# What you need to do:
Copy every line of the material below character for character, keeping the original order.

# Data for this exercise:
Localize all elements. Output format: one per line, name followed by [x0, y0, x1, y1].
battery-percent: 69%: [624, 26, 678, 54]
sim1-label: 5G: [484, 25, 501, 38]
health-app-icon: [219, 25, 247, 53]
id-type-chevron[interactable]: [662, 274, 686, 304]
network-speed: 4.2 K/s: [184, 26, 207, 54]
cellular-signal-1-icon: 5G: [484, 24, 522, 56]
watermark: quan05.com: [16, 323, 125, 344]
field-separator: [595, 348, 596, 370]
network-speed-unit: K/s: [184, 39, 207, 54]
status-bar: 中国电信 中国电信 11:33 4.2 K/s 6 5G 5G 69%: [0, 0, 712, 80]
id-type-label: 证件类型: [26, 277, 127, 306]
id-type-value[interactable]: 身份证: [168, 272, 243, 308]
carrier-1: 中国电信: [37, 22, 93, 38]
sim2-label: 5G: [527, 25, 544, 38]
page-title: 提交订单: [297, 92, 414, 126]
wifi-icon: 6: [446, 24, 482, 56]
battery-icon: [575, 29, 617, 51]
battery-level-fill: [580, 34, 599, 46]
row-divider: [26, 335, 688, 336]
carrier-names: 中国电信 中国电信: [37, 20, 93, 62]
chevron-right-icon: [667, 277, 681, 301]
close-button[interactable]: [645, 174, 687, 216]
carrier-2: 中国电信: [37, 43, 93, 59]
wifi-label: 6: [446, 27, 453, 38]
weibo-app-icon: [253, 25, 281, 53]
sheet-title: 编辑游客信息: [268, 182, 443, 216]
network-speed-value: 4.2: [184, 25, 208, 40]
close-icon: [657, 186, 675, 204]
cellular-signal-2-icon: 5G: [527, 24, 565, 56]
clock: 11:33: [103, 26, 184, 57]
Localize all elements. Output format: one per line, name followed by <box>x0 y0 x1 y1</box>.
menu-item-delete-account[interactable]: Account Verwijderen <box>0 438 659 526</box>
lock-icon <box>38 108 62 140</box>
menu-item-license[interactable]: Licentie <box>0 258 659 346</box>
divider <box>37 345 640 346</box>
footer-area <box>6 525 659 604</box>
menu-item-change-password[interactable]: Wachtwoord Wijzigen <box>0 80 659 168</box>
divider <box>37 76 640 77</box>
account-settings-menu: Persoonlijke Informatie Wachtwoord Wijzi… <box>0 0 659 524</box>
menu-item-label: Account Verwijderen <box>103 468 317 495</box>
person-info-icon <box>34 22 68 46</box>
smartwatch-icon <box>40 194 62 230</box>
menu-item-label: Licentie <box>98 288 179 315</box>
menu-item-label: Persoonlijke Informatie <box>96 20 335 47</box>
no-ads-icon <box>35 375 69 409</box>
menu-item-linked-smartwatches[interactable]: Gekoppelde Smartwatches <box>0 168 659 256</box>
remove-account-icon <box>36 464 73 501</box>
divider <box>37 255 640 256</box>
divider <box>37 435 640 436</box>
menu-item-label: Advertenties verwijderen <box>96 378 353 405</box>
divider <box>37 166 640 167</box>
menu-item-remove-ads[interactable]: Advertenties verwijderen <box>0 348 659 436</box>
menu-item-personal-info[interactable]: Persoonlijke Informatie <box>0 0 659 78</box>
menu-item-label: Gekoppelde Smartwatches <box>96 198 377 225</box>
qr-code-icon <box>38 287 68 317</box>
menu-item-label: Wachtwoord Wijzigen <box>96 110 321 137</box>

# Exercise answer:
Localize all elements. Output format: one per line, name followed by [x0, y0, x1, y1].
battery-percent: 69%: [624, 26, 678, 54]
sim1-label: 5G: [484, 25, 501, 38]
health-app-icon: [219, 25, 247, 53]
id-type-chevron[interactable]: [662, 274, 686, 304]
network-speed: 4.2 K/s: [184, 26, 207, 54]
cellular-signal-1-icon: 5G: [484, 24, 522, 56]
watermark: quan05.com: [16, 323, 125, 344]
field-separator: [595, 348, 596, 370]
network-speed-unit: K/s: [184, 39, 207, 54]
status-bar: 中国电信 中国电信 11:33 4.2 K/s 6 5G 5G 69%: [0, 0, 712, 80]
id-type-label: 证件类型: [26, 277, 127, 306]
id-type-value[interactable]: 身份证: [168, 272, 243, 308]
carrier-1: 中国电信: [37, 22, 93, 38]
sim2-label: 5G: [527, 25, 544, 38]
page-title: 提交订单: [297, 92, 414, 126]
wifi-icon: 6: [446, 24, 482, 56]
battery-icon: [575, 29, 617, 51]
battery-level-fill: [580, 34, 599, 46]
row-divider: [26, 335, 688, 336]
carrier-names: 中国电信 中国电信: [37, 20, 93, 62]
chevron-right-icon: [667, 277, 681, 301]
close-button[interactable]: [645, 174, 687, 216]
carrier-2: 中国电信: [37, 43, 93, 59]
wifi-label: 6: [446, 27, 453, 38]
weibo-app-icon: [253, 25, 281, 53]
sheet-title: 编辑游客信息: [268, 182, 443, 216]
network-speed-value: 4.2: [184, 25, 208, 40]
close-icon: [657, 186, 675, 204]
cellular-signal-2-icon: 5G: [527, 24, 565, 56]
clock: 11:33: [103, 26, 184, 57]
Localize all elements. Output format: one per line, name followed by <box>x0 y0 x1 y1</box>.
menu-item-delete-account[interactable]: Account Verwijderen <box>0 438 659 526</box>
lock-icon <box>38 108 62 140</box>
menu-item-license[interactable]: Licentie <box>0 258 659 346</box>
divider <box>37 345 640 346</box>
footer-area <box>6 525 659 604</box>
menu-item-change-password[interactable]: Wachtwoord Wijzigen <box>0 80 659 168</box>
divider <box>37 76 640 77</box>
account-settings-menu: Persoonlijke Informatie Wachtwoord Wijzi… <box>0 0 659 524</box>
menu-item-label: Account Verwijderen <box>103 468 317 495</box>
person-info-icon <box>34 22 68 46</box>
smartwatch-icon <box>40 194 62 230</box>
menu-item-label: Licentie <box>98 288 179 315</box>
menu-item-label: Persoonlijke Informatie <box>96 20 335 47</box>
no-ads-icon <box>35 375 69 409</box>
menu-item-linked-smartwatches[interactable]: Gekoppelde Smartwatches <box>0 168 659 256</box>
remove-account-icon <box>36 464 73 501</box>
divider <box>37 255 640 256</box>
divider <box>37 435 640 436</box>
menu-item-label: Advertenties verwijderen <box>96 378 353 405</box>
divider <box>37 166 640 167</box>
menu-item-remove-ads[interactable]: Advertenties verwijderen <box>0 348 659 436</box>
menu-item-personal-info[interactable]: Persoonlijke Informatie <box>0 0 659 78</box>
menu-item-label: Gekoppelde Smartwatches <box>96 198 377 225</box>
qr-code-icon <box>38 287 68 317</box>
menu-item-label: Wachtwoord Wijzigen <box>96 110 321 137</box>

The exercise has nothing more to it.